SET TASK:
Starting at the line with "What's the underlying" and stopping at the final line, retype the data below exactly; do not carry over any pictures.

INFORMATION SUPPLIED:

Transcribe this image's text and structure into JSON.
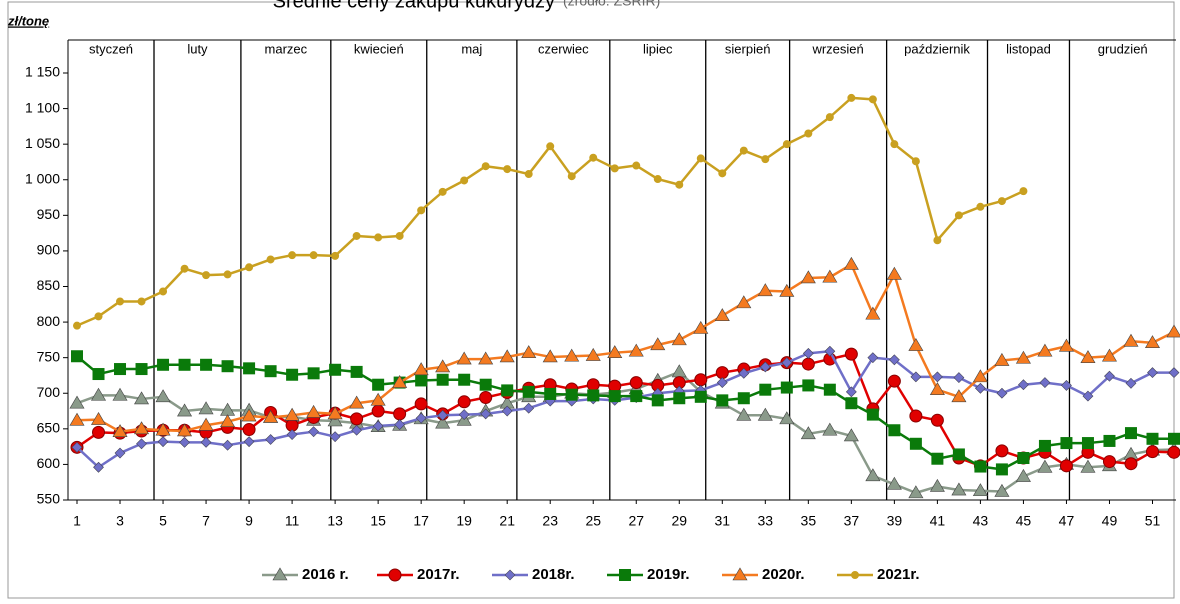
{
  "chart_data": {
    "type": "line",
    "title": "Średnie ceny zakupu kukurydzy",
    "subtitle": "(źródło: ZSRIR)",
    "y_label": "zł/tonę",
    "months": [
      "styczeń",
      "luty",
      "marzec",
      "kwiecień",
      "maj",
      "czerwiec",
      "lipiec",
      "sierpień",
      "wrzesień",
      "październik",
      "listopad",
      "grudzień"
    ],
    "x": [
      1,
      2,
      3,
      4,
      5,
      6,
      7,
      8,
      9,
      10,
      11,
      12,
      13,
      14,
      15,
      16,
      17,
      18,
      19,
      20,
      21,
      22,
      23,
      24,
      25,
      26,
      27,
      28,
      29,
      30,
      31,
      32,
      33,
      34,
      35,
      36,
      37,
      38,
      39,
      40,
      41,
      42,
      43,
      44,
      45,
      46,
      47,
      48,
      49,
      50,
      51,
      52
    ],
    "xlim": [
      1,
      52
    ],
    "xticks": [
      1,
      3,
      5,
      7,
      9,
      11,
      13,
      15,
      17,
      19,
      21,
      23,
      25,
      27,
      29,
      31,
      33,
      35,
      37,
      39,
      41,
      43,
      45,
      47,
      49,
      51
    ],
    "ylim": [
      550,
      1150
    ],
    "yticks": [
      550,
      600,
      650,
      700,
      750,
      800,
      850,
      900,
      950,
      {
        "value": 1000,
        "label": "1 000"
      },
      {
        "value": 1050,
        "label": "1 050"
      },
      {
        "value": 1100,
        "label": "1 100"
      },
      {
        "value": 1150,
        "label": "1 150"
      }
    ],
    "grid": false,
    "legend": "bottom",
    "series": [
      {
        "name": "2016 r.",
        "color": "#8a9a8a",
        "marker": "triangle",
        "values": [
          686,
          697,
          697,
          692,
          695,
          675,
          678,
          676,
          676,
          666,
          667,
          662,
          661,
          658,
          653,
          655,
          664,
          658,
          662,
          675,
          686,
          695,
          695,
          700,
          698,
          701,
          706,
          718,
          730,
          702,
          686,
          669,
          669,
          664,
          643,
          648,
          640,
          584,
          572,
          560,
          569,
          564,
          563,
          562,
          583,
          596,
          600,
          596,
          598,
          614,
          620,
          621
        ]
      },
      {
        "name": "2017r.",
        "color": "#e00000",
        "marker": "circle",
        "values": [
          624,
          645,
          644,
          647,
          648,
          648,
          645,
          652,
          649,
          673,
          655,
          666,
          672,
          664,
          675,
          671,
          685,
          671,
          688,
          694,
          701,
          707,
          712,
          706,
          712,
          710,
          715,
          711,
          715,
          719,
          729,
          734,
          740,
          743,
          741,
          748,
          755,
          678,
          717,
          668,
          662,
          609,
          598,
          619,
          609,
          617,
          598,
          617,
          604,
          601,
          618,
          617
        ]
      },
      {
        "name": "2018r.",
        "color": "#6f6fc8",
        "marker": "diamond",
        "values": [
          624,
          596,
          616,
          629,
          632,
          631,
          631,
          627,
          632,
          635,
          642,
          646,
          639,
          648,
          654,
          656,
          665,
          669,
          670,
          671,
          675,
          679,
          689,
          689,
          692,
          690,
          694,
          700,
          703,
          704,
          715,
          728,
          737,
          743,
          756,
          759,
          702,
          750,
          747,
          723,
          723,
          722,
          707,
          700,
          712,
          715,
          711,
          696,
          724,
          714,
          729,
          729
        ]
      },
      {
        "name": "2019r.",
        "color": "#0a7a0a",
        "marker": "square",
        "values": [
          752,
          727,
          734,
          734,
          740,
          740,
          740,
          738,
          735,
          731,
          726,
          728,
          733,
          730,
          712,
          715,
          718,
          719,
          719,
          712,
          704,
          702,
          699,
          698,
          697,
          696,
          696,
          690,
          693,
          695,
          690,
          693,
          705,
          708,
          711,
          705,
          686,
          670,
          648,
          629,
          608,
          614,
          597,
          593,
          609,
          626,
          630,
          630,
          633,
          644,
          636,
          636
        ]
      },
      {
        "name": "2020r.",
        "color": "#f47a20",
        "marker": "triangle",
        "values": [
          662,
          663,
          646,
          650,
          648,
          647,
          655,
          660,
          668,
          666,
          669,
          673,
          671,
          686,
          690,
          715,
          733,
          737,
          748,
          748,
          751,
          757,
          751,
          752,
          753,
          757,
          759,
          768,
          775,
          791,
          809,
          827,
          844,
          843,
          862,
          863,
          881,
          811,
          867,
          767,
          705,
          695,
          723,
          746,
          749,
          759,
          766,
          750,
          752,
          773,
          771,
          786
        ]
      },
      {
        "name": "2021r.",
        "color": "#c9a020",
        "marker": "dot",
        "values": [
          795,
          808,
          829,
          829,
          843,
          875,
          866,
          867,
          877,
          888,
          894,
          894,
          893,
          921,
          919,
          921,
          957,
          983,
          999,
          1019,
          1015,
          1008,
          1047,
          1005,
          1031,
          1016,
          1020,
          1001,
          993,
          1030,
          1009,
          1041,
          1029,
          1050,
          1065,
          1088,
          1115,
          1113,
          1050,
          1026,
          915,
          950,
          962,
          970,
          984,
          null,
          null,
          null,
          null,
          null,
          null,
          null
        ]
      }
    ]
  }
}
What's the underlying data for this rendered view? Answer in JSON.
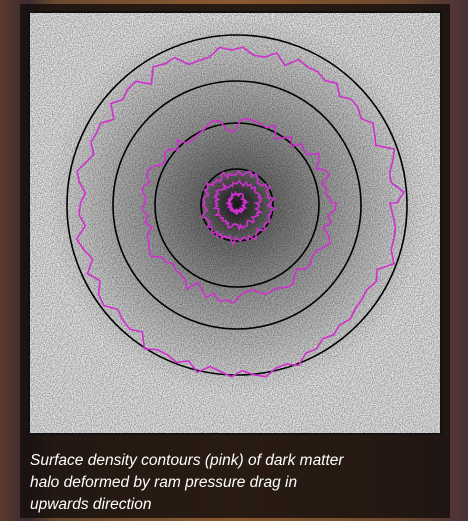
{
  "caption": {
    "lines": [
      "Surface density contours (pink) of dark matter",
      "halo deformed by ram pressure drag in",
      "upwards direction"
    ]
  }
}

SOLUTION:
What's the underlying data for this rendered view? Answer in JSON.
{
  "caption": {
    "lines": [
      "Surface density contours (pink) of dark matter",
      "halo deformed by ram pressure drag in",
      "upwards direction"
    ]
  }
}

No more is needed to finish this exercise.